>> BEGIN Records shown
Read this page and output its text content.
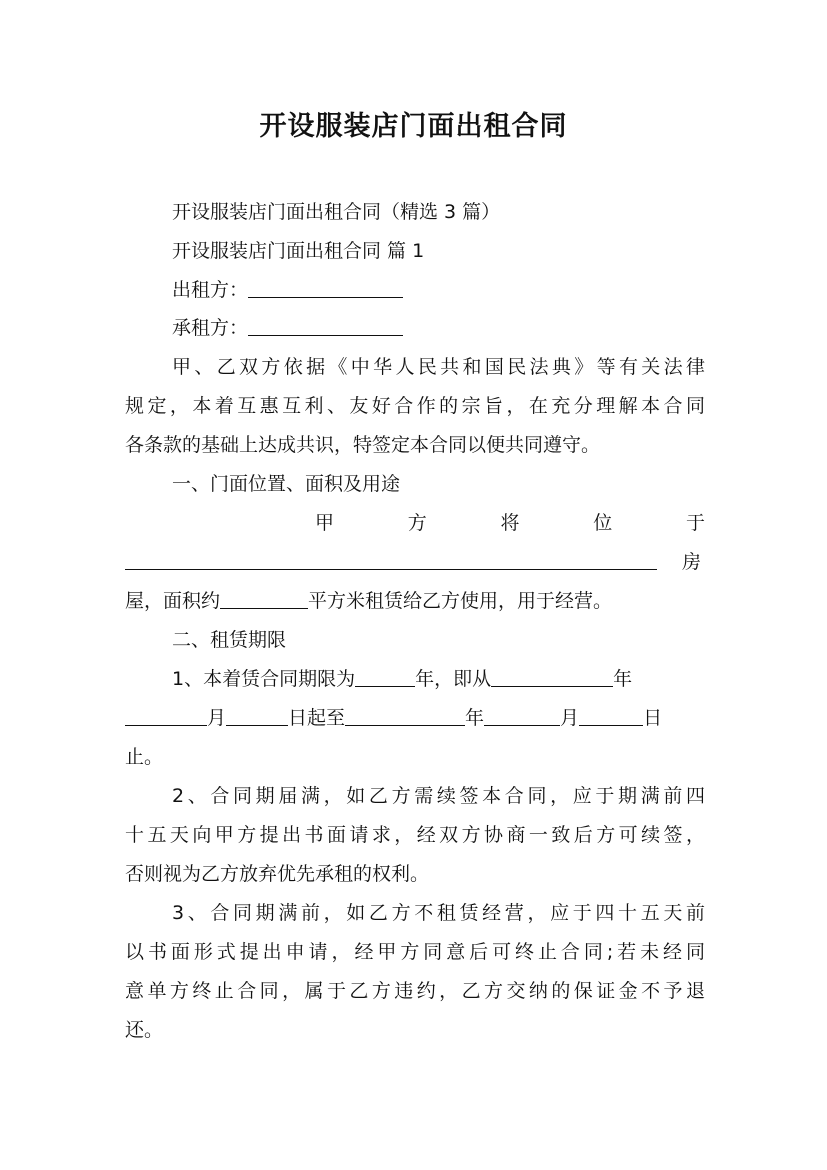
开设服装店门面出租合同
开设服装店门面出租合同（精选 3 篇）
开设服装店门面出租合同 篇 1
出租方：
承租方：
甲、乙双方依据《中华人民共和国民法典》等有关法律
规定，本着互惠互利、友好合作的宗旨，在充分理解本合同
各条款的基础上达成共识，特签定本合同以便共同遵守。
一、门面位置、面积及用途
甲	方	将	位	于
房
屋，面积约	平方米租赁给乙方使用，用于经营。
二、租赁期限
1、本着赁合同期限为	年，即从	年
月	日起至	年	月	日
止。
2、合同期届满，如乙方需续签本合同，应于期满前四
十五天向甲方提出书面请求，经双方协商一致后方可续签，
否则视为乙方放弃优先承租的权利。
3、合同期满前，如乙方不租赁经营，应于四十五天前
以书面形式提出申请，经甲方同意后可终止合同;若未经同
意单方终止合同，属于乙方违约，乙方交纳的保证金不予退
还。
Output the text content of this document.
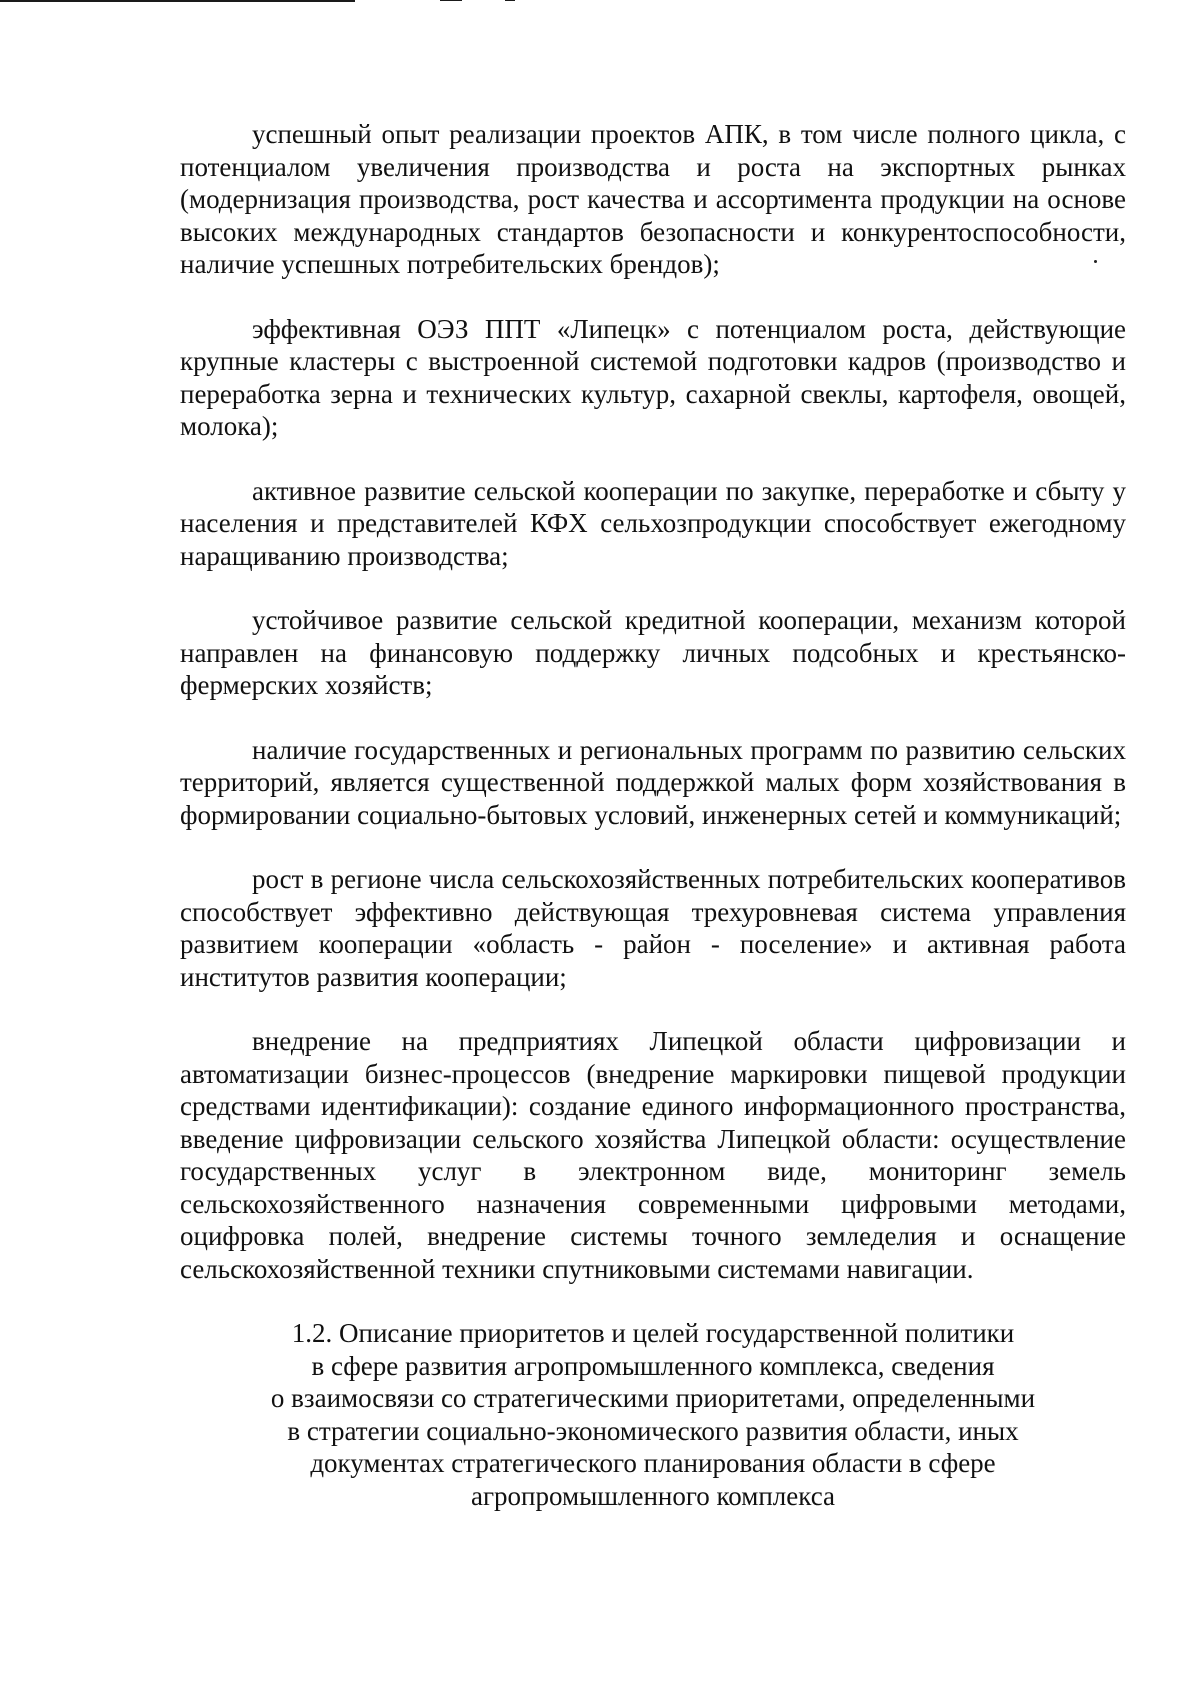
успешный опыт реализации проектов АПК, в том числе полного цикла, с потенциалом увеличения производства и роста на экспортных рынках (модернизация производства, рост качества и ассортимента продукции на основе высоких международных стандартов безопасности и конкурентоспособности, наличие успешных потребительских брендов);

эффективная ОЭЗ ППТ «Липецк» с потенциалом роста, действующие крупные кластеры с выстроенной системой подготовки кадров (производство и переработка зерна и технических культур, сахарной свеклы, картофеля, овощей, молока);

активное развитие сельской кооперации по закупке, переработке и сбыту у населения и представителей КФХ сельхозпродукции способствует ежегодному наращиванию производства;

устойчивое развитие сельской кредитной кооперации, механизм которой направлен на финансовую поддержку личных подсобных и крестьянско-фермерских хозяйств;

наличие государственных и региональных программ по развитию сельских территорий, является существенной поддержкой малых форм хозяйствования в формировании социально-бытовых условий, инженерных сетей и коммуникаций;

рост в регионе числа сельскохозяйственных потребительских кооперативов способствует эффективно действующая трехуровневая система управления развитием кооперации «область - район - поселение» и активная работа институтов развития кооперации;

внедрение на предприятиях Липецкой области цифровизации и автоматизации бизнес-процессов (внедрение маркировки пищевой продукции средствами идентификации): создание единого информационного пространства, введение цифровизации сельского хозяйства Липецкой области: осуществление государственных услуг в электронном виде, мониторинг земель сельскохозяйственного назначения современными цифровыми методами, оцифровка полей, внедрение системы точного земледелия и оснащение сельскохозяйственной техники спутниковыми системами навигации.

1.2. Описание приоритетов и целей государственной политики
в сфере развития агропромышленного комплекса, сведения
о взаимосвязи со стратегическими приоритетами, определенными
в стратегии социально-экономического развития области, иных
документах стратегического планирования области в сфере
агропромышленного комплекса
>> END Records shown
## Given exercise
Repeat the data exactly in full, omitting its pictures.

## Task answer
Read this page and output its text content.
开设服装店门面出租合同
开设服装店门面出租合同（精选 3 篇）
开设服装店门面出租合同 篇 1
出租方：
承租方：
甲、乙双方依据《中华人民共和国民法典》等有关法律
规定，本着互惠互利、友好合作的宗旨，在充分理解本合同
各条款的基础上达成共识，特签定本合同以便共同遵守。
一、门面位置、面积及用途
甲	方	将	位	于
房
屋，面积约	平方米租赁给乙方使用，用于经营。
二、租赁期限
1、本着赁合同期限为	年，即从	年
月	日起至	年	月	日
止。
2、合同期届满，如乙方需续签本合同，应于期满前四
十五天向甲方提出书面请求，经双方协商一致后方可续签，
否则视为乙方放弃优先承租的权利。
3、合同期满前，如乙方不租赁经营，应于四十五天前
以书面形式提出申请，经甲方同意后可终止合同;若未经同
意单方终止合同，属于乙方违约，乙方交纳的保证金不予退
还。
Output the text content of this document.
успешный опыт реализации проектов АПК, в том числе полного цикла, с потенциалом увеличения производства и роста на экспортных рынках (модернизация производства, рост качества и ассортимента продукции на основе высоких международных стандартов безопасности и конкурентоспособности, наличие успешных потребительских брендов);

эффективная ОЭЗ ППТ «Липецк» с потенциалом роста, действующие крупные кластеры с выстроенной системой подготовки кадров (производство и переработка зерна и технических культур, сахарной свеклы, картофеля, овощей, молока);

активное развитие сельской кооперации по закупке, переработке и сбыту у населения и представителей КФХ сельхозпродукции способствует ежегодному наращиванию производства;

устойчивое развитие сельской кредитной кооперации, механизм которой направлен на финансовую поддержку личных подсобных и крестьянско-фермерских хозяйств;

наличие государственных и региональных программ по развитию сельских территорий, является существенной поддержкой малых форм хозяйствования в формировании социально-бытовых условий, инженерных сетей и коммуникаций;

рост в регионе числа сельскохозяйственных потребительских кооперативов способствует эффективно действующая трехуровневая система управления развитием кооперации «область - район - поселение» и активная работа институтов развития кооперации;

внедрение на предприятиях Липецкой области цифровизации и автоматизации бизнес-процессов (внедрение маркировки пищевой продукции средствами идентификации): создание единого информационного пространства, введение цифровизации сельского хозяйства Липецкой области: осуществление государственных услуг в электронном виде, мониторинг земель сельскохозяйственного назначения современными цифровыми методами, оцифровка полей, внедрение системы точного земледелия и оснащение сельскохозяйственной техники спутниковыми системами навигации.

1.2. Описание приоритетов и целей государственной политики
в сфере развития агропромышленного комплекса, сведения
о взаимосвязи со стратегическими приоритетами, определенными
в стратегии социально-экономического развития области, иных
документах стратегического планирования области в сфере
агропромышленного комплекса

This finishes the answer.